Rewrite the data from its first line through the line containing "histogram-bin (294, 492, 296, 515)" as a numbered list, leaving out any blank lines.

★ ★ ★ ★ ★

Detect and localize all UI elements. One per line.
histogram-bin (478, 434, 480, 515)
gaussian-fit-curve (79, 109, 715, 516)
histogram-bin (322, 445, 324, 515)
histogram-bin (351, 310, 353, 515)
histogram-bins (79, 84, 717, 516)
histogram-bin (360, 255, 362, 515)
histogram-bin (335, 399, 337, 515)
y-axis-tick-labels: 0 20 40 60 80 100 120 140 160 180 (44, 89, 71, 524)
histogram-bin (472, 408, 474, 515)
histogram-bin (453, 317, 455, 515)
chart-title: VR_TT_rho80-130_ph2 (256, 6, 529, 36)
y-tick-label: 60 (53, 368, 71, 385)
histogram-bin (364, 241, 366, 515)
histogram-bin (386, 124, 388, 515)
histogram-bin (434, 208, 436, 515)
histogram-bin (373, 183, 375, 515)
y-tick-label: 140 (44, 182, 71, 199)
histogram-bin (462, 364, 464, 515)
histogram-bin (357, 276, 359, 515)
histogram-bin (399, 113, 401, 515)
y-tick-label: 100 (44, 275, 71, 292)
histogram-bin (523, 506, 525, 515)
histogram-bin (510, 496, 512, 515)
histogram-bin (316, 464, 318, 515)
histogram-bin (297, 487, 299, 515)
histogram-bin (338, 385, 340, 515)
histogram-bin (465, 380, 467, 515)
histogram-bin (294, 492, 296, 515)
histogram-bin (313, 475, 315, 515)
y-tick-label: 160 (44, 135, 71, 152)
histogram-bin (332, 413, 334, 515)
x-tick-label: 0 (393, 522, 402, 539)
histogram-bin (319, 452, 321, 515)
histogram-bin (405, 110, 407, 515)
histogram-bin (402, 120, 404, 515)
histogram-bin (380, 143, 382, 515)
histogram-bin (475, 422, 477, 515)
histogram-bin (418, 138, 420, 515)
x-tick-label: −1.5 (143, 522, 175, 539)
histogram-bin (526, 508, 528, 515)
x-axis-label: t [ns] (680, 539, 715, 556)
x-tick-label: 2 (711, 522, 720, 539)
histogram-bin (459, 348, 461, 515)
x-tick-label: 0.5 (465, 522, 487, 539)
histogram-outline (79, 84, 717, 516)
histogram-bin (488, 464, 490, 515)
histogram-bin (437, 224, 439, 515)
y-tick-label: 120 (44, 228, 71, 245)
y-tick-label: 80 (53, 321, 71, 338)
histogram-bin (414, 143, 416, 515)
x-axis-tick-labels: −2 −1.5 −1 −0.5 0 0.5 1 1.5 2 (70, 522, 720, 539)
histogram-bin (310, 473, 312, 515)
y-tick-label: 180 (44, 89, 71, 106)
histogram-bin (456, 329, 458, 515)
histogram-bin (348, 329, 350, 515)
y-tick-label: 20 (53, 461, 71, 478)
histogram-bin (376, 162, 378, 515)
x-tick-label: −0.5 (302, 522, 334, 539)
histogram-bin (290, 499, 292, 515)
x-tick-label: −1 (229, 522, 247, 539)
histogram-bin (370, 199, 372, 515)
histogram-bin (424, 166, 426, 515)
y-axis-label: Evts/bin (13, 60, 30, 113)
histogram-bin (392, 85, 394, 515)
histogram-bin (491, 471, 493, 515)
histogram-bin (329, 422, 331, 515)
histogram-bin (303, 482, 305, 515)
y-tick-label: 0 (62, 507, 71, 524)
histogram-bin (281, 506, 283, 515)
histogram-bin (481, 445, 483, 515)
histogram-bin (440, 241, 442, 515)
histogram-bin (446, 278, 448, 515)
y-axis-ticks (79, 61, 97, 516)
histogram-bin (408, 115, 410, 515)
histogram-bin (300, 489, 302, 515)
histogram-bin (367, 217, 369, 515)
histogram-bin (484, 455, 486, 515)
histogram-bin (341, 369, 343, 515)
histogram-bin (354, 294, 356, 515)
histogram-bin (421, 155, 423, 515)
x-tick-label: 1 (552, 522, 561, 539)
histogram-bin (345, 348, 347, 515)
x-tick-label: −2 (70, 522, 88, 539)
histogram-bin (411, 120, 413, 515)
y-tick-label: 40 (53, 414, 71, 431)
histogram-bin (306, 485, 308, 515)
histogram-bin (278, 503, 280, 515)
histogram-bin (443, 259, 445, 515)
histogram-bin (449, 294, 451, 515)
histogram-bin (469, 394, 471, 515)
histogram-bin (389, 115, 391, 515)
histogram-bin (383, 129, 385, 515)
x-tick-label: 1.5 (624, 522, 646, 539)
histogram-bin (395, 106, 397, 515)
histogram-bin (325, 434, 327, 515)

★ ★ ★ ★ ★

▶ [ANSWER TO THE TASK]
1. Detect and localize all UI elements. One per line.
2. histogram-bin (478, 434, 480, 515)
3. gaussian-fit-curve (79, 109, 715, 516)
4. histogram-bin (322, 445, 324, 515)
5. histogram-bin (351, 310, 353, 515)
6. histogram-bins (79, 84, 717, 516)
7. histogram-bin (360, 255, 362, 515)
8. histogram-bin (335, 399, 337, 515)
9. y-axis-tick-labels: 0 20 40 60 80 100 120 140 160 180 (44, 89, 71, 524)
10. histogram-bin (472, 408, 474, 515)
11. histogram-bin (453, 317, 455, 515)
12. chart-title: VR_TT_rho80-130_ph2 (256, 6, 529, 36)
13. y-tick-label: 60 (53, 368, 71, 385)
14. histogram-bin (364, 241, 366, 515)
15. histogram-bin (386, 124, 388, 515)
16. histogram-bin (434, 208, 436, 515)
17. histogram-bin (373, 183, 375, 515)
18. y-tick-label: 140 (44, 182, 71, 199)
19. histogram-bin (462, 364, 464, 515)
20. histogram-bin (357, 276, 359, 515)
21. histogram-bin (399, 113, 401, 515)
22. y-tick-label: 100 (44, 275, 71, 292)
23. histogram-bin (523, 506, 525, 515)
24. histogram-bin (510, 496, 512, 515)
25. histogram-bin (316, 464, 318, 515)
26. histogram-bin (297, 487, 299, 515)
27. histogram-bin (338, 385, 340, 515)
28. histogram-bin (465, 380, 467, 515)
29. histogram-bin (294, 492, 296, 515)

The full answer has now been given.